● **EXERCISE GOAL**:
Return each line of the records holding the string "Make".

● **DATA RECORDS**:
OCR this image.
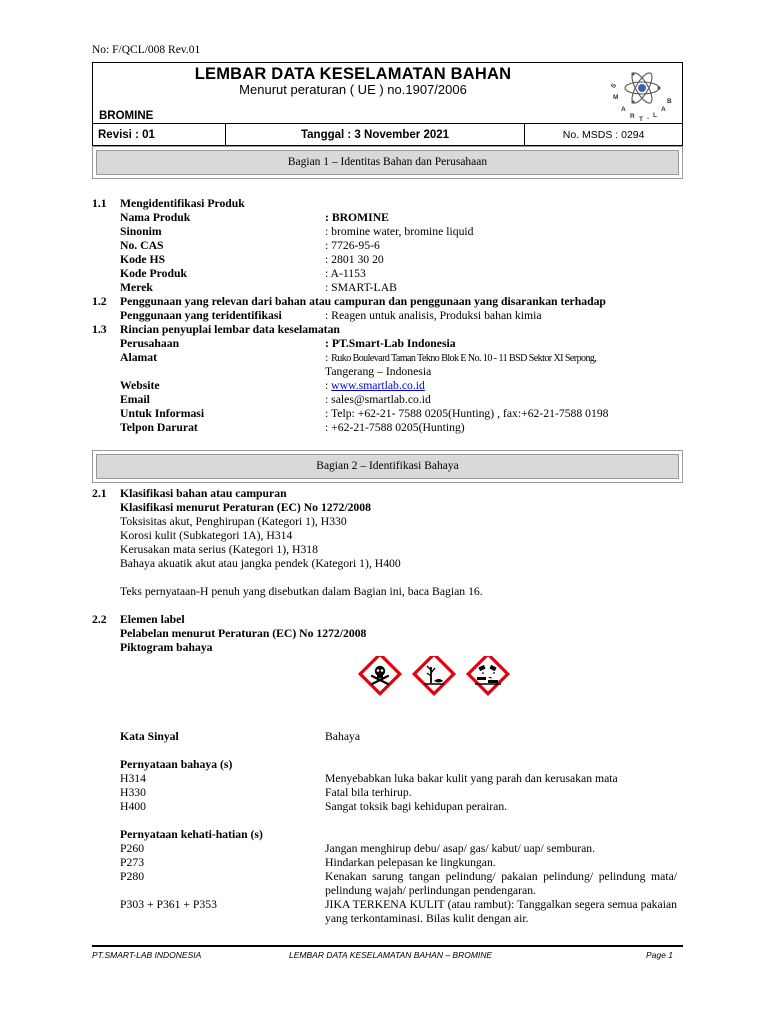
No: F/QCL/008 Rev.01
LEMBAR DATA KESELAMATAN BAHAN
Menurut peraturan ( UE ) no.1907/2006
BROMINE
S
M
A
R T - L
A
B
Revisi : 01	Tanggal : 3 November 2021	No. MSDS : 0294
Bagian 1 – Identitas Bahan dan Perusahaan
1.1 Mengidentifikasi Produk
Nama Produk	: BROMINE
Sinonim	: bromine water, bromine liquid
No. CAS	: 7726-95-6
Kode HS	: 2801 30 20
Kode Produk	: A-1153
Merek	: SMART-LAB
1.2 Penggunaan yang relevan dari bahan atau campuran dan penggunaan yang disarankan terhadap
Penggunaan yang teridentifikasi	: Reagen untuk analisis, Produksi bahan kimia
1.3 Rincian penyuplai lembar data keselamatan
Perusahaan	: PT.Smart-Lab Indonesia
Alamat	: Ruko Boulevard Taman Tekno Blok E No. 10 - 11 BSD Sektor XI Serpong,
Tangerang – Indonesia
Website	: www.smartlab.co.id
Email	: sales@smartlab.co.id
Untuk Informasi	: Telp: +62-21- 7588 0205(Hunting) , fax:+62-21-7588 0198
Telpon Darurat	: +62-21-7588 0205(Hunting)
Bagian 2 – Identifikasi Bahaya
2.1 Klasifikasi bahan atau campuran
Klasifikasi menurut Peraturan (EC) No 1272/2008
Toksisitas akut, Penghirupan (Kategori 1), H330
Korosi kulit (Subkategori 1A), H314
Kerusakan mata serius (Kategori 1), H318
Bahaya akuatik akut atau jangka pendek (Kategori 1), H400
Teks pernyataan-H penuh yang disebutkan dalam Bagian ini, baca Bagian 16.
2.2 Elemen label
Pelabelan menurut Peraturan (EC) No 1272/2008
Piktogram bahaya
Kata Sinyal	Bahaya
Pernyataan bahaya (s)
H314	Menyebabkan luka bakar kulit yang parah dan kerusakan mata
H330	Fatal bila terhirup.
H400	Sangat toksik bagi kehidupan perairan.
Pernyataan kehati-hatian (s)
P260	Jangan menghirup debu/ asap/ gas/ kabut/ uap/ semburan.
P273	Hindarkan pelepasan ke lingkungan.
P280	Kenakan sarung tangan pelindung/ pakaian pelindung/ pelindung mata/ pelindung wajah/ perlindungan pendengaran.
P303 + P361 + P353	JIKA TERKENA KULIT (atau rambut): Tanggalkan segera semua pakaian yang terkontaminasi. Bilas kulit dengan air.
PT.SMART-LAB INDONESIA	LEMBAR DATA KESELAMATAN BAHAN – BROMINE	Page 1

==

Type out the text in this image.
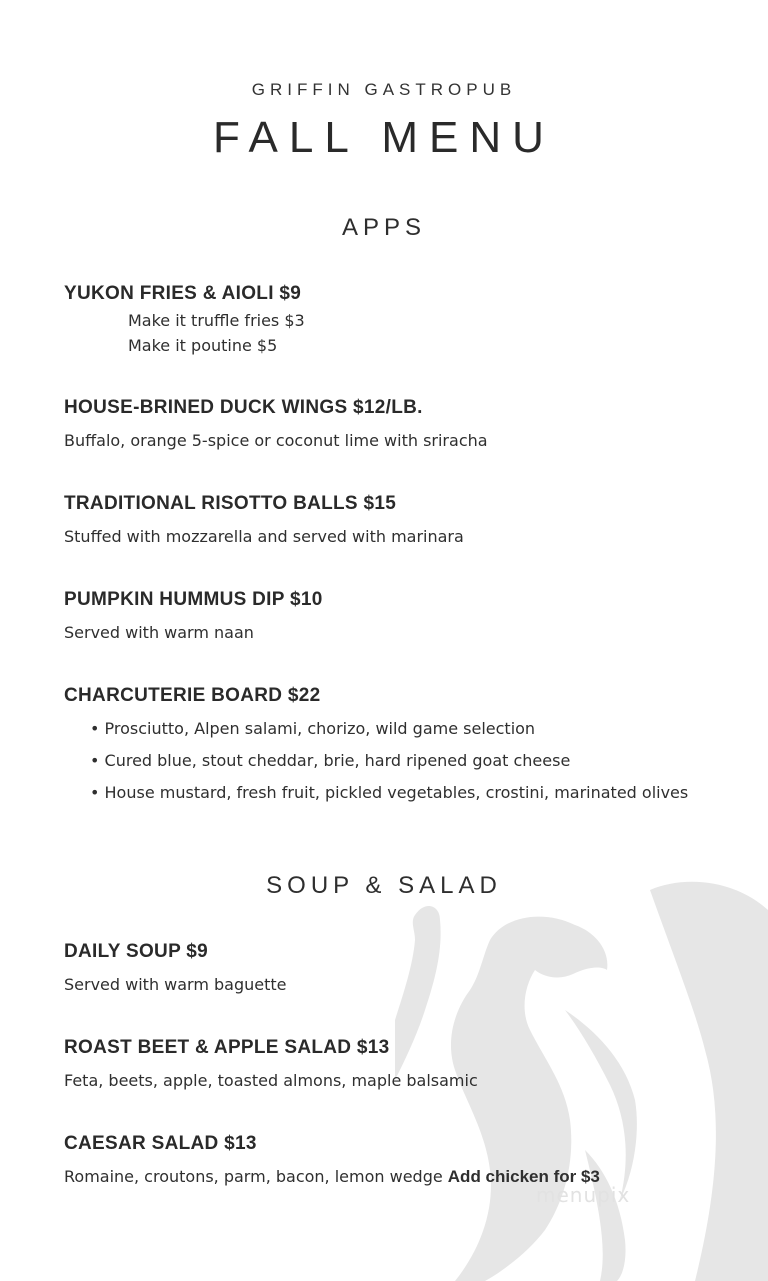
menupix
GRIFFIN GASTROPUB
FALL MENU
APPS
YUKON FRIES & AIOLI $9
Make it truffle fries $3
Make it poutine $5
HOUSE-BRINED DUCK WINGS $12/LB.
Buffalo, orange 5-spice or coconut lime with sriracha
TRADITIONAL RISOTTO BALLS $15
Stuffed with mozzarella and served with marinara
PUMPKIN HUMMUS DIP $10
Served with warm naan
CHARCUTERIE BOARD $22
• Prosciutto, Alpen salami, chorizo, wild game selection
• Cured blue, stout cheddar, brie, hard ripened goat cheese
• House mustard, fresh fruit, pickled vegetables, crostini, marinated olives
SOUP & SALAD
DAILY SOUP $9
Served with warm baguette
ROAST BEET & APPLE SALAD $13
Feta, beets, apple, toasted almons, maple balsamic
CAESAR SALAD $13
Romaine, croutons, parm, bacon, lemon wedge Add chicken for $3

● **THE OUTPUT**:
Make it truffle fries $3
Make it poutine $5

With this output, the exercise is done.